(Collected data)
-------------------------

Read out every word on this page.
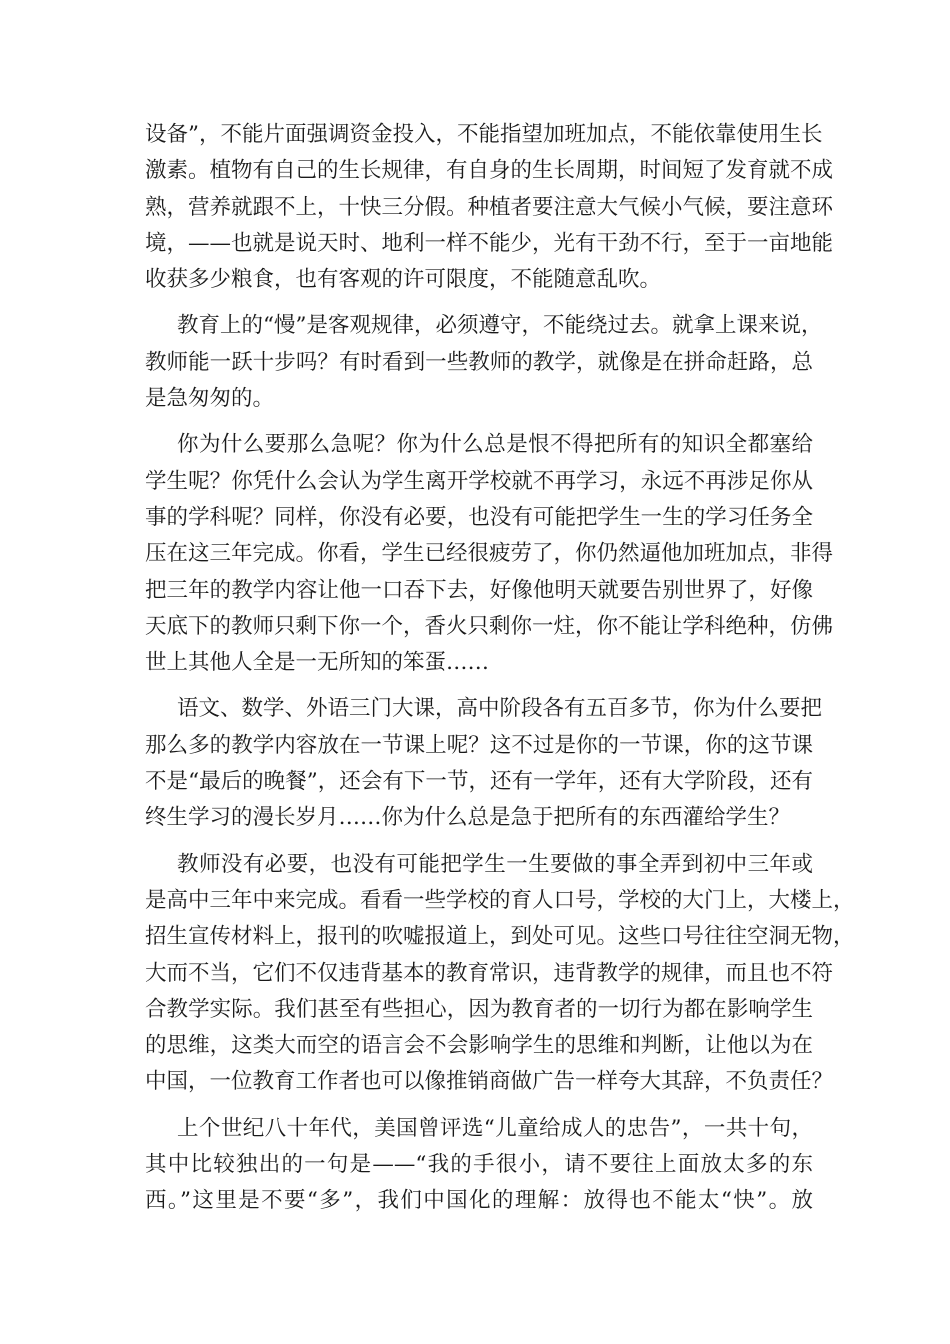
设备”，不能片面强调资金投入，不能指望加班加点，不能依靠使用生长
激素。植物有自己的生长规律，有自身的生长周期，时间短了发育就不成
熟，营养就跟不上，十快三分假。种植者要注意大气候小气候，要注意环
境，——也就是说天时、地利一样不能少，光有干劲不行，至于一亩地能
收获多少粮食，也有客观的许可限度，不能随意乱吹。
教育上的“慢”是客观规律，必须遵守，不能绕过去。就拿上课来说，
教师能一跃十步吗？有时看到一些教师的教学，就像是在拼命赶路，总
是急匆匆的。
你为什么要那么急呢？你为什么总是恨不得把所有的知识全都塞给
学生呢？你凭什么会认为学生离开学校就不再学习，永远不再涉足你从
事的学科呢？同样，你没有必要，也没有可能把学生一生的学习任务全
压在这三年完成。你看，学生已经很疲劳了，你仍然逼他加班加点，非得
把三年的教学内容让他一口吞下去，好像他明天就要告别世界了，好像
天底下的教师只剩下你一个，香火只剩你一炷，你不能让学科绝种，仿佛
世上其他人全是一无所知的笨蛋……
语文、数学、外语三门大课，高中阶段各有五百多节，你为什么要把
那么多的教学内容放在一节课上呢？这不过是你的一节课，你的这节课
不是“最后的晚餐”，还会有下一节，还有一学年，还有大学阶段，还有
终生学习的漫长岁月……你为什么总是急于把所有的东西灌给学生？
教师没有必要，也没有可能把学生一生要做的事全弄到初中三年或
是高中三年中来完成。看看一些学校的育人口号，学校的大门上，大楼上，
招生宣传材料上，报刊的吹嘘报道上，到处可见。这些口号往往空洞无物，
大而不当，它们不仅违背基本的教育常识，违背教学的规律，而且也不符
合教学实际。我们甚至有些担心，因为教育者的一切行为都在影响学生
的思维，这类大而空的语言会不会影响学生的思维和判断，让他以为在
中国，一位教育工作者也可以像推销商做广告一样夸大其辞，不负责任？
上个世纪八十年代，美国曾评选“儿童给成人的忠告”，一共十句，
其中比较独出的一句是——“我的手很小，请不要往上面放太多的东
西。”这里是不要“多”，我们中国化的理解：放得也不能太“快”。放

-------------------------

TO DO: Repeat the entries exactly. Pictures are excluded from the copy.

RESULT:
Read out every word on this page.
设备”，不能片面强调资金投入，不能指望加班加点，不能依靠使用生长
激素。植物有自己的生长规律，有自身的生长周期，时间短了发育就不成
熟，营养就跟不上，十快三分假。种植者要注意大气候小气候，要注意环
境，——也就是说天时、地利一样不能少，光有干劲不行，至于一亩地能
收获多少粮食，也有客观的许可限度，不能随意乱吹。
教育上的“慢”是客观规律，必须遵守，不能绕过去。就拿上课来说，
教师能一跃十步吗？有时看到一些教师的教学，就像是在拼命赶路，总
是急匆匆的。
你为什么要那么急呢？你为什么总是恨不得把所有的知识全都塞给
学生呢？你凭什么会认为学生离开学校就不再学习，永远不再涉足你从
事的学科呢？同样，你没有必要，也没有可能把学生一生的学习任务全
压在这三年完成。你看，学生已经很疲劳了，你仍然逼他加班加点，非得
把三年的教学内容让他一口吞下去，好像他明天就要告别世界了，好像
天底下的教师只剩下你一个，香火只剩你一炷，你不能让学科绝种，仿佛
世上其他人全是一无所知的笨蛋……
语文、数学、外语三门大课，高中阶段各有五百多节，你为什么要把
那么多的教学内容放在一节课上呢？这不过是你的一节课，你的这节课
不是“最后的晚餐”，还会有下一节，还有一学年，还有大学阶段，还有
终生学习的漫长岁月……你为什么总是急于把所有的东西灌给学生？
教师没有必要，也没有可能把学生一生要做的事全弄到初中三年或
是高中三年中来完成。看看一些学校的育人口号，学校的大门上，大楼上，
招生宣传材料上，报刊的吹嘘报道上，到处可见。这些口号往往空洞无物，
大而不当，它们不仅违背基本的教育常识，违背教学的规律，而且也不符
合教学实际。我们甚至有些担心，因为教育者的一切行为都在影响学生
的思维，这类大而空的语言会不会影响学生的思维和判断，让他以为在
中国，一位教育工作者也可以像推销商做广告一样夸大其辞，不负责任？
上个世纪八十年代，美国曾评选“儿童给成人的忠告”，一共十句，
其中比较独出的一句是——“我的手很小，请不要往上面放太多的东
西。”这里是不要“多”，我们中国化的理解：放得也不能太“快”。放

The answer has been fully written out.